### The records
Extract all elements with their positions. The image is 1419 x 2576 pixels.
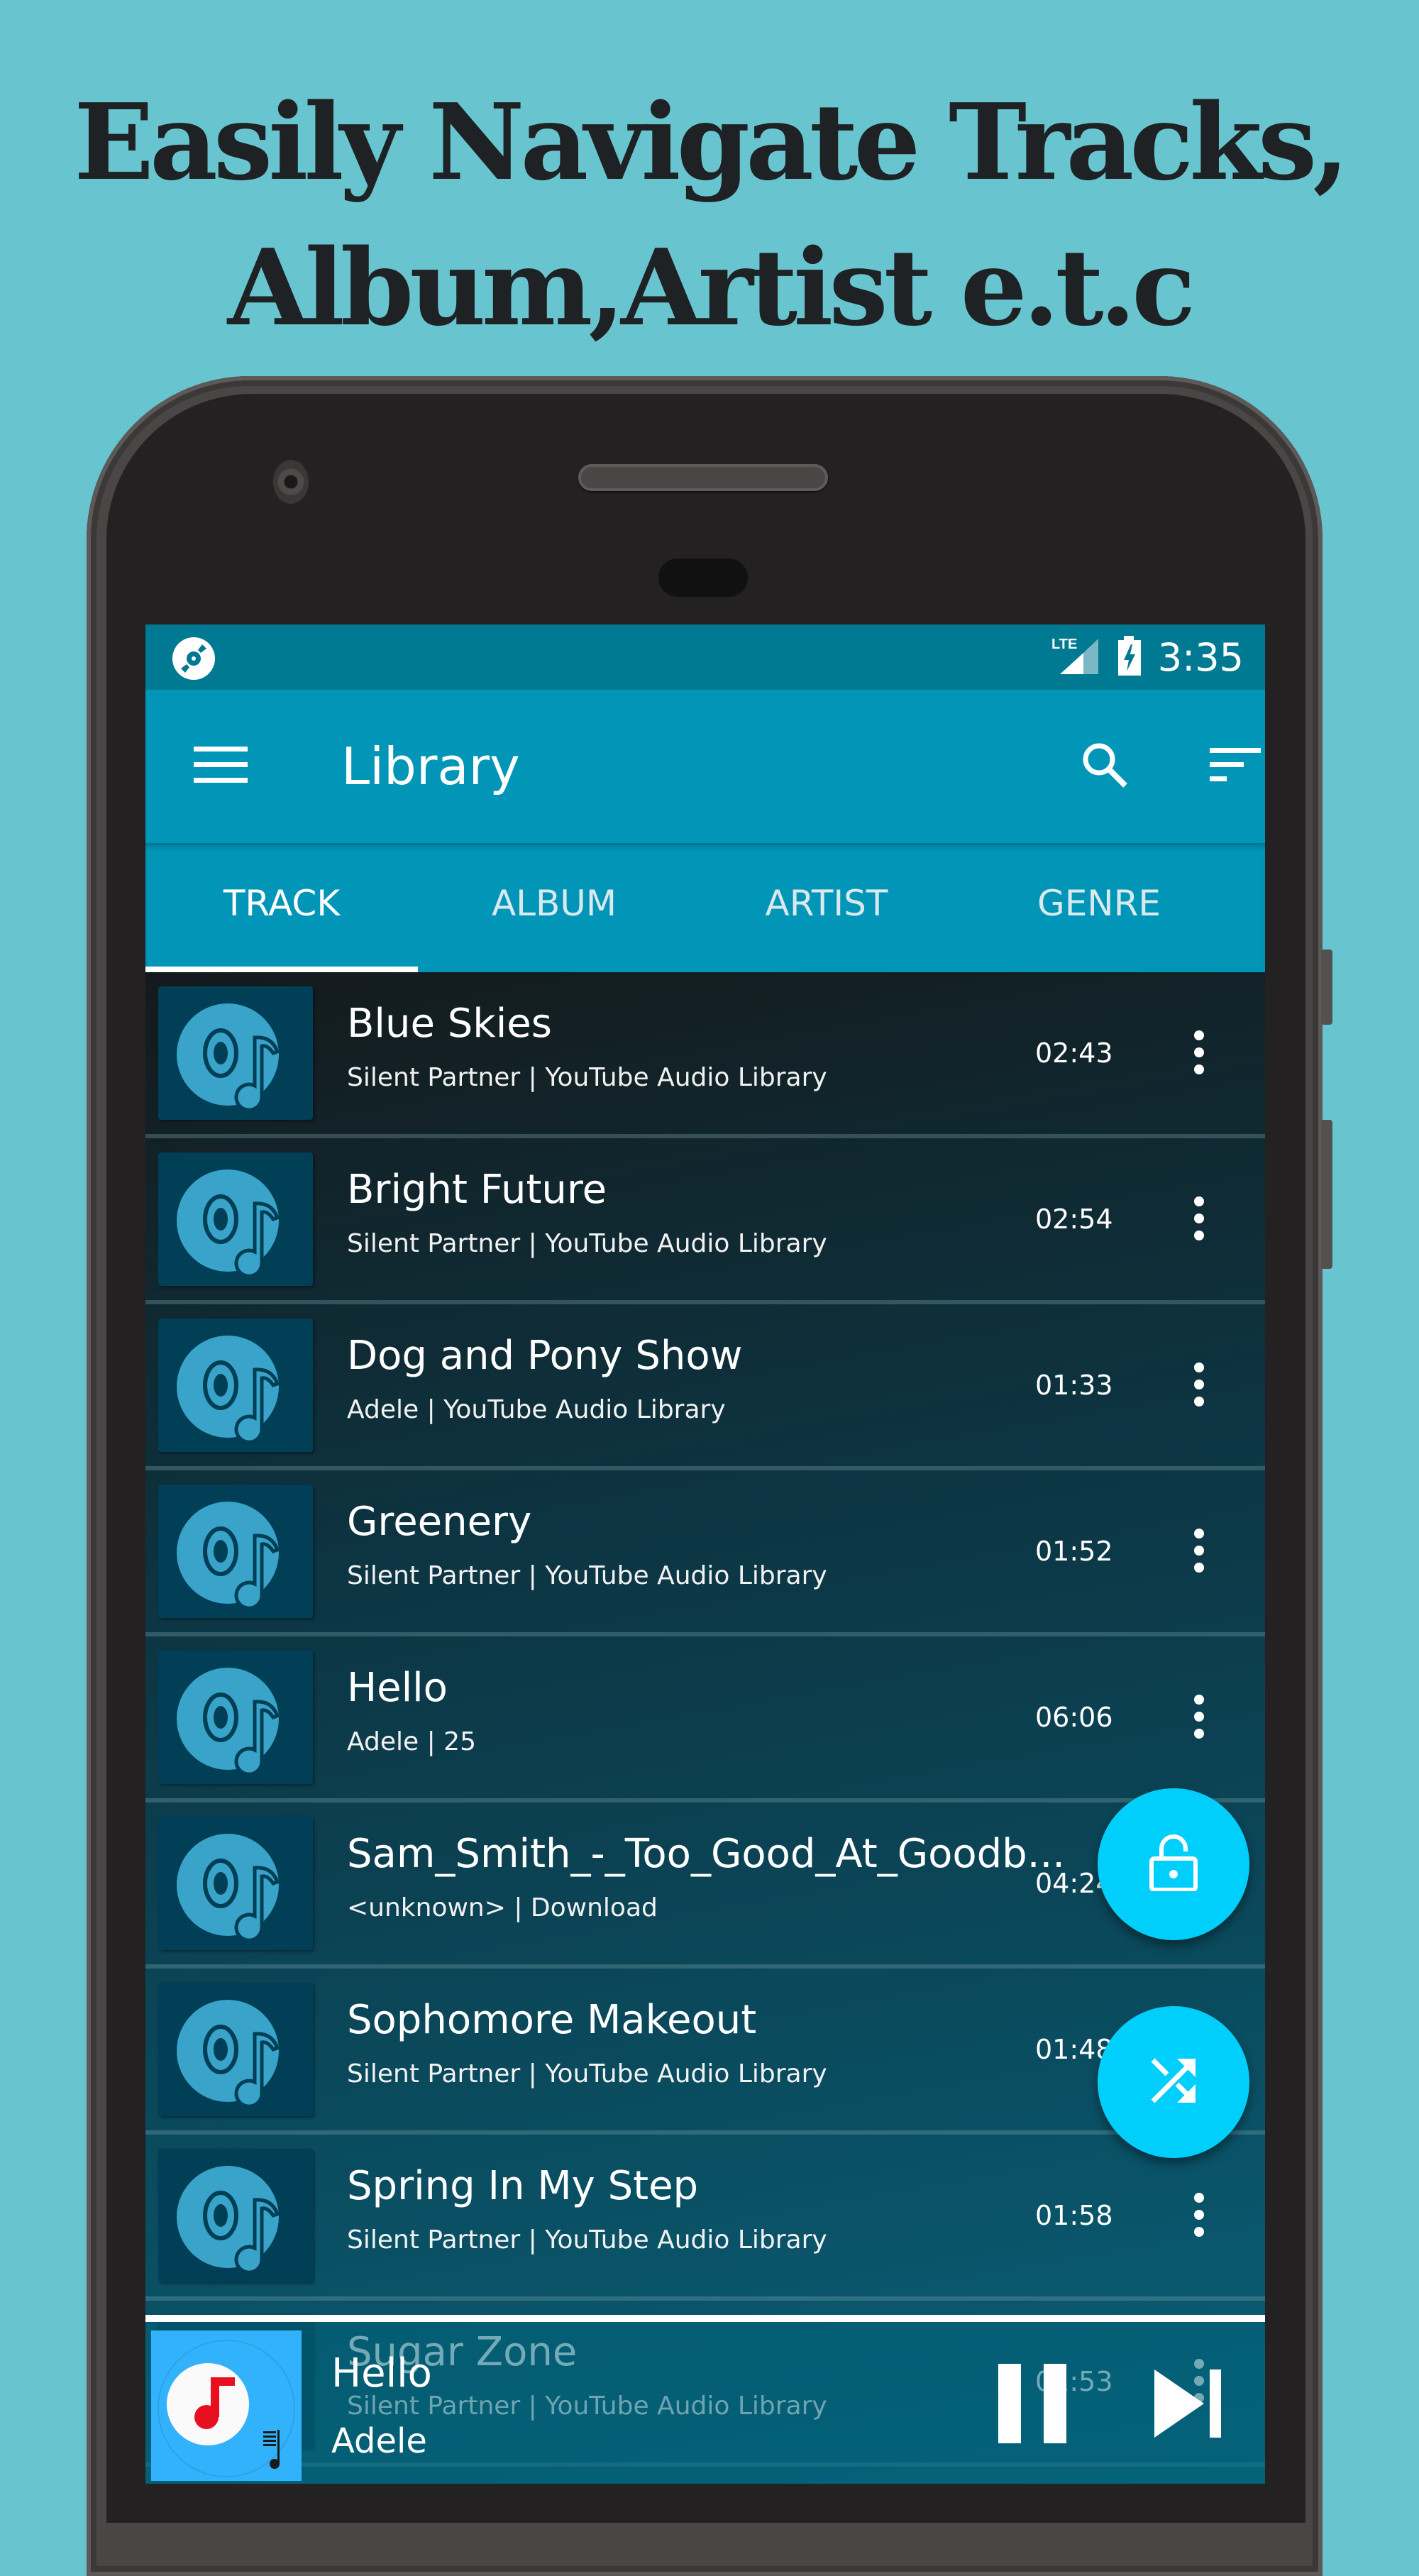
track-title: Bright Future [347,1167,607,1213]
volume-button [1321,1120,1332,1269]
music-disc-icon [177,1668,280,1776]
track-duration: 06:06 [1035,1702,1113,1733]
lte-signal-icon: LTE [1051,634,1101,681]
track-subtitle: Silent Partner | YouTube Audio Library [347,1229,827,1258]
hamburger-menu-button[interactable] [185,731,256,802]
page-title: Library [341,737,520,796]
music-disc-icon [177,1834,280,1942]
track-duration: 01:52 [1035,1536,1113,1567]
tab-track[interactable]: TRACK [145,843,418,972]
track-duration: 02:43 [1035,1037,1113,1069]
disc-icon [171,636,216,681]
tab-genre[interactable]: GENRE [963,843,1235,972]
track-subtitle: Silent Partner | YouTube Audio Library [347,2059,827,2088]
music-disc-icon [177,2166,280,2274]
track-subtitle: Silent Partner | YouTube Audio Library [347,2225,827,2255]
track-row[interactable]: Spring In My Step Silent Partner | YouTu… [145,2135,1265,2301]
music-disc-icon [177,1003,280,1112]
lock-button[interactable] [1098,1788,1249,1940]
headline-line-1: Easily Navigate Tracks, [74,80,1349,204]
more-vert-icon [1192,1196,1206,1245]
tab-album[interactable]: ALBUM [418,843,690,972]
track-row[interactable]: Blue Skies Silent Partner | YouTube Audi… [145,972,1265,1138]
power-button [1321,950,1332,1025]
now-playing-artist: Adele [331,2421,427,2461]
track-artwork [158,2149,313,2282]
track-subtitle: Adele | YouTube Audio Library [347,1395,726,1424]
track-title: Greenery [347,1499,532,1545]
track-row[interactable]: Greenery Silent Partner | YouTube Audio … [145,1470,1265,1636]
search-icon [1080,740,1130,793]
headline-line-2: Album,Artist e.t.c [227,226,1196,349]
now-playing-artwork [151,2330,302,2481]
svg-text:LTE: LTE [1051,637,1077,652]
status-bar: LTE 3:35 [145,624,1265,690]
track-artwork [158,1983,313,2116]
more-vert-icon [1192,1694,1206,1743]
track-artwork [158,1152,313,1286]
track-title: Dog and Pony Show [347,1333,743,1379]
shuffle-button[interactable] [1098,2006,1249,2158]
track-title: Sam_Smith_-_Too_Good_At_Goodb... [347,1831,1066,1877]
track-row[interactable]: Sophomore Makeout Silent Partner | YouTu… [145,1969,1265,2135]
app-toolbar: Library [145,690,1265,843]
track-list[interactable]: Blue Skies Silent Partner | YouTube Audi… [145,972,1265,2484]
track-artwork [158,1319,313,1452]
more-vert-icon [1192,1528,1206,1577]
skip-next-button[interactable] [1132,2352,1245,2458]
track-duration: 01:33 [1035,1370,1113,1401]
more-vert-icon [1192,1362,1206,1411]
track-more-button[interactable] [1167,1188,1231,1252]
hamburger-menu-icon [194,745,248,788]
track-artwork [158,986,313,1120]
track-title: Spring In My Step [347,2163,699,2209]
music-disc-icon [177,1502,280,1610]
track-subtitle: Adele | 25 [347,1727,476,1756]
music-disc-icon [177,1336,280,1444]
more-vert-icon [1192,1030,1206,1079]
shuffle-icon [1149,2056,1198,2109]
sort-button[interactable] [1200,731,1265,802]
track-artwork [158,1817,313,1950]
clock: 3:35 [1157,634,1244,680]
track-subtitle: Silent Partner | YouTube Audio Library [347,1561,827,1590]
lock-open-icon [1149,1834,1198,1895]
track-more-button[interactable] [1167,1686,1231,1750]
app-screen: LTE 3:35 Library TRACK ALBUM ARTIST GENR… [145,624,1265,2484]
track-more-button[interactable] [1167,1022,1231,1086]
track-row[interactable]: Bright Future Silent Partner | YouTube A… [145,1138,1265,1304]
track-row[interactable]: Hello Adele | 25 06:06 [145,1636,1265,1802]
track-row[interactable]: Sam_Smith_-_Too_Good_At_Goodb... <unknow… [145,1802,1265,1969]
music-disc-icon [177,1169,280,1278]
now-playing-title: Hello [331,2350,432,2396]
track-subtitle: <unknown> | Download [347,1893,658,1922]
tab-artist[interactable]: ARTIST [690,843,963,972]
track-title: Hello [347,1665,448,1711]
track-artwork [158,1485,313,1618]
track-subtitle: Silent Partner | YouTube Audio Library [347,1063,827,1092]
front-camera [273,460,309,504]
skip-next-icon [1154,2369,1222,2441]
battery-charging-icon [1115,634,1144,681]
track-more-button[interactable] [1167,1520,1231,1584]
earpiece-speaker [578,464,828,491]
music-disc-icon [177,2000,280,2108]
pause-button[interactable] [976,2352,1089,2458]
track-artwork [158,1651,313,1784]
sort-icon [1210,747,1261,786]
library-tabs: TRACK ALBUM ARTIST GENRE [145,843,1265,972]
track-more-button[interactable] [1167,2184,1231,2248]
track-title: Blue Skies [347,1001,552,1047]
track-duration: 01:58 [1035,2200,1113,2231]
track-row[interactable]: Dog and Pony Show Adele | YouTube Audio … [145,1304,1265,1470]
track-more-button[interactable] [1167,1354,1231,1418]
track-title: Sophomore Makeout [347,1997,757,2043]
track-duration: 02:54 [1035,1204,1113,1235]
more-vert-icon [1192,2192,1206,2241]
active-tab-indicator [145,967,418,972]
mini-player[interactable]: Hello Adele [145,2315,1265,2484]
proximity-sensor [658,558,748,597]
pause-icon [998,2363,1066,2447]
search-button[interactable] [1069,731,1140,802]
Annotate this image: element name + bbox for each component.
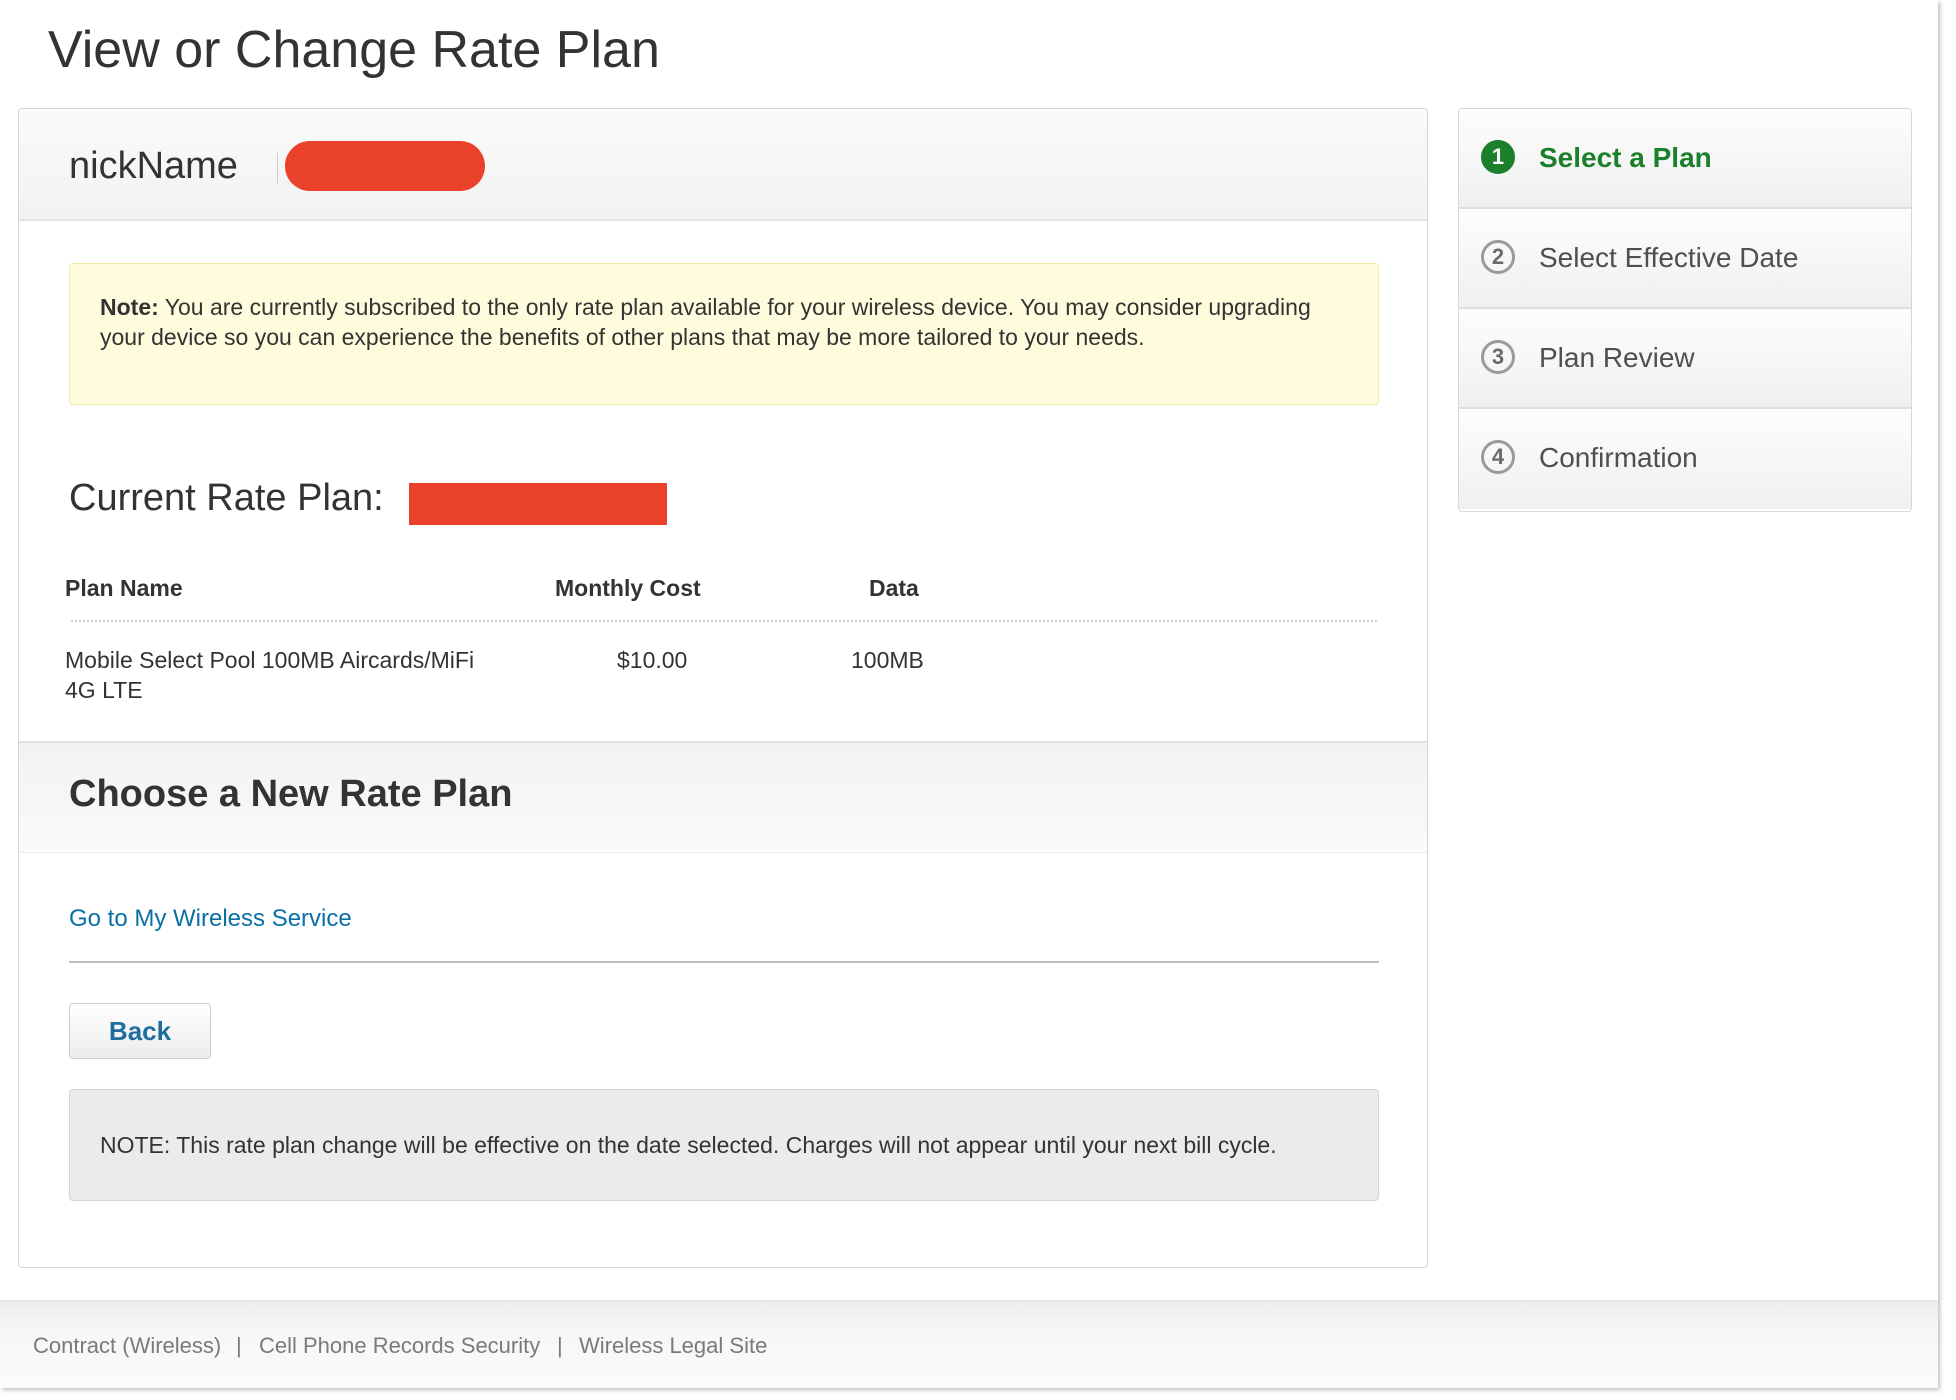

### What is expected
Report every line of the data above that contains the string "subtitle", copying each one in full.

### Exercise solution
track-subtitle: Silent Partner | YouTube Audio Library [347,1229,827,1258]
track-subtitle: Silent Partner | YouTube Audio Library [347,2059,827,2088]
track-subtitle: Silent Partner | YouTube Audio Library [347,2225,827,2255]
track-subtitle: Adele | YouTube Audio Library [347,1395,726,1424]
track-subtitle: Adele | 25 [347,1727,476,1756]
track-subtitle: Silent Partner | YouTube Audio Library [347,1561,827,1590]
track-subtitle: <unknown> | Download [347,1893,658,1922]
track-subtitle: Silent Partner | YouTube Audio Library [347,1063,827,1092]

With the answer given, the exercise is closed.